**Objective**
Return each line of the material verbatim.

**Records about charts and figures**
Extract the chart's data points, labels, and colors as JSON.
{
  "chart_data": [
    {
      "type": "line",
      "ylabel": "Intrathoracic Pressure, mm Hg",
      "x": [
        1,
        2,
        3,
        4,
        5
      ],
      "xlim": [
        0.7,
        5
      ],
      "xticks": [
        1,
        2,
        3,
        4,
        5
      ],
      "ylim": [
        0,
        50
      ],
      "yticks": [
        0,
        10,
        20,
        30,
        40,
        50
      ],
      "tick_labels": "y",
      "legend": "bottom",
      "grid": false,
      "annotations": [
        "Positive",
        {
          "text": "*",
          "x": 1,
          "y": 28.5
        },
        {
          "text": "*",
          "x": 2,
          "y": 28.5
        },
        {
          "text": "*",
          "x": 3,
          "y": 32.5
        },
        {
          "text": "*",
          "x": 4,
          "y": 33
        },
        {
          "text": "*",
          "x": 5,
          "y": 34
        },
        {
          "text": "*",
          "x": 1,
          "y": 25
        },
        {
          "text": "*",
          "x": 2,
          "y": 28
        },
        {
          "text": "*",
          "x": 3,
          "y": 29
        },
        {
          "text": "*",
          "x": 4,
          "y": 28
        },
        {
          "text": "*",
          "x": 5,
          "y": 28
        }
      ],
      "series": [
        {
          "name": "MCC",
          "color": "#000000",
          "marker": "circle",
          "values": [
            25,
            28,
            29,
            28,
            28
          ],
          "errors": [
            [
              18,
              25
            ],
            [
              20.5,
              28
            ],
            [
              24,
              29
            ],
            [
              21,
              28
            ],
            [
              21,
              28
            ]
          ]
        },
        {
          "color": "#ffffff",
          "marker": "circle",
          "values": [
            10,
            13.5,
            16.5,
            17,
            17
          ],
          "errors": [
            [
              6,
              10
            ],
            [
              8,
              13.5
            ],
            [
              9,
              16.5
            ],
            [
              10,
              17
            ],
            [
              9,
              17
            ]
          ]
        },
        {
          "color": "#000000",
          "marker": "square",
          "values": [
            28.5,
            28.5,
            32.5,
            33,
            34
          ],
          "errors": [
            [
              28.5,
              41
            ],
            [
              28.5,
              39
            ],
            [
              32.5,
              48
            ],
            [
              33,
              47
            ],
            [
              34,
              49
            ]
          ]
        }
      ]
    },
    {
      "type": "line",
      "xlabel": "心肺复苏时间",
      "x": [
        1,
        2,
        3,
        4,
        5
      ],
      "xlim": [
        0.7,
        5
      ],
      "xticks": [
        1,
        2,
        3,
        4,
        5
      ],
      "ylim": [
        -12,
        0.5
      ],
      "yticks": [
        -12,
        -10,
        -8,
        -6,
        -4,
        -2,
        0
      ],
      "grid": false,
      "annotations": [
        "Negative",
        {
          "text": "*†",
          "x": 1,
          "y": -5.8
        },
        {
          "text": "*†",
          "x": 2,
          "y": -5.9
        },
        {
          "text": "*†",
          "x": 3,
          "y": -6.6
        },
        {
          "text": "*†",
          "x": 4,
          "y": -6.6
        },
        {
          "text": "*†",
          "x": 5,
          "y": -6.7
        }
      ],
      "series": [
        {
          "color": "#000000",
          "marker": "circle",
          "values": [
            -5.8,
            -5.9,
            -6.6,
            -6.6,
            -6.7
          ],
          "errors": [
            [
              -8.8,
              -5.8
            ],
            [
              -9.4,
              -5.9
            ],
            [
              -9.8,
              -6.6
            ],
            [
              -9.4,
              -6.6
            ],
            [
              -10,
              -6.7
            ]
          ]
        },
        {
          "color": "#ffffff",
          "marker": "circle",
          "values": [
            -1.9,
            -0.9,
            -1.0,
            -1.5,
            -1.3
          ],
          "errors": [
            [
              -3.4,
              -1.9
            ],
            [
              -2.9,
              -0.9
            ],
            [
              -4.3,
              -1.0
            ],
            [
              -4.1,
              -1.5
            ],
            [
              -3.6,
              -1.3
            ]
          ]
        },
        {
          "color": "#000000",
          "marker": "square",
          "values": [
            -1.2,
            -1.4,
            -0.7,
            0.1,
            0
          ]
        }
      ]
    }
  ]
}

**Exercise answer**
Extract the chart's data points, labels, and colors as JSON.
{
  "chart_data": [
    {
      "type": "line",
      "ylabel": "Intrathoracic Pressure, mm Hg",
      "x": [
        1,
        2,
        3,
        4,
        5
      ],
      "xlim": [
        0.7,
        5
      ],
      "xticks": [
        1,
        2,
        3,
        4,
        5
      ],
      "ylim": [
        0,
        50
      ],
      "yticks": [
        0,
        10,
        20,
        30,
        40,
        50
      ],
      "tick_labels": "y",
      "legend": "bottom",
      "grid": false,
      "annotations": [
        "Positive",
        {
          "text": "*",
          "x": 1,
          "y": 28.5
        },
        {
          "text": "*",
          "x": 2,
          "y": 28.5
        },
        {
          "text": "*",
          "x": 3,
          "y": 32.5
        },
        {
          "text": "*",
          "x": 4,
          "y": 33
        },
        {
          "text": "*",
          "x": 5,
          "y": 34
        },
        {
          "text": "*",
          "x": 1,
          "y": 25
        },
        {
          "text": "*",
          "x": 2,
          "y": 28
        },
        {
          "text": "*",
          "x": 3,
          "y": 29
        },
        {
          "text": "*",
          "x": 4,
          "y": 28
        },
        {
          "text": "*",
          "x": 5,
          "y": 28
        }
      ],
      "series": [
        {
          "name": "MCC",
          "color": "#000000",
          "marker": "circle",
          "values": [
            25,
            28,
            29,
            28,
            28
          ],
          "errors": [
            [
              18,
              25
            ],
            [
              20.5,
              28
            ],
            [
              24,
              29
            ],
            [
              21,
              28
            ],
            [
              21,
              28
            ]
          ]
        },
        {
          "color": "#ffffff",
          "marker": "circle",
          "values": [
            10,
            13.5,
            16.5,
            17,
            17
          ],
          "errors": [
            [
              6,
              10
            ],
            [
              8,
              13.5
            ],
            [
              9,
              16.5
            ],
            [
              10,
              17
            ],
            [
              9,
              17
            ]
          ]
        },
        {
          "color": "#000000",
          "marker": "square",
          "values": [
            28.5,
            28.5,
            32.5,
            33,
            34
          ],
          "errors": [
            [
              28.5,
              41
            ],
            [
              28.5,
              39
            ],
            [
              32.5,
              48
            ],
            [
              33,
              47
            ],
            [
              34,
              49
            ]
          ]
        }
      ]
    },
    {
      "type": "line",
      "xlabel": "心肺复苏时间",
      "x": [
        1,
        2,
        3,
        4,
        5
      ],
      "xlim": [
        0.7,
        5
      ],
      "xticks": [
        1,
        2,
        3,
        4,
        5
      ],
      "ylim": [
        -12,
        0.5
      ],
      "yticks": [
        -12,
        -10,
        -8,
        -6,
        -4,
        -2,
        0
      ],
      "grid": false,
      "annotations": [
        "Negative",
        {
          "text": "*†",
          "x": 1,
          "y": -5.8
        },
        {
          "text": "*†",
          "x": 2,
          "y": -5.9
        },
        {
          "text": "*†",
          "x": 3,
          "y": -6.6
        },
        {
          "text": "*†",
          "x": 4,
          "y": -6.6
        },
        {
          "text": "*†",
          "x": 5,
          "y": -6.7
        }
      ],
      "series": [
        {
          "color": "#000000",
          "marker": "circle",
          "values": [
            -5.8,
            -5.9,
            -6.6,
            -6.6,
            -6.7
          ],
          "errors": [
            [
              -8.8,
              -5.8
            ],
            [
              -9.4,
              -5.9
            ],
            [
              -9.8,
              -6.6
            ],
            [
              -9.4,
              -6.6
            ],
            [
              -10,
              -6.7
            ]
          ]
        },
        {
          "color": "#ffffff",
          "marker": "circle",
          "values": [
            -1.9,
            -0.9,
            -1.0,
            -1.5,
            -1.3
          ],
          "errors": [
            [
              -3.4,
              -1.9
            ],
            [
              -2.9,
              -0.9
            ],
            [
              -4.3,
              -1.0
            ],
            [
              -4.1,
              -1.5
            ],
            [
              -3.6,
              -1.3
            ]
          ]
        },
        {
          "color": "#000000",
          "marker": "square",
          "values": [
            -1.2,
            -1.4,
            -0.7,
            0.1,
            0
          ]
        }
      ]
    }
  ]
}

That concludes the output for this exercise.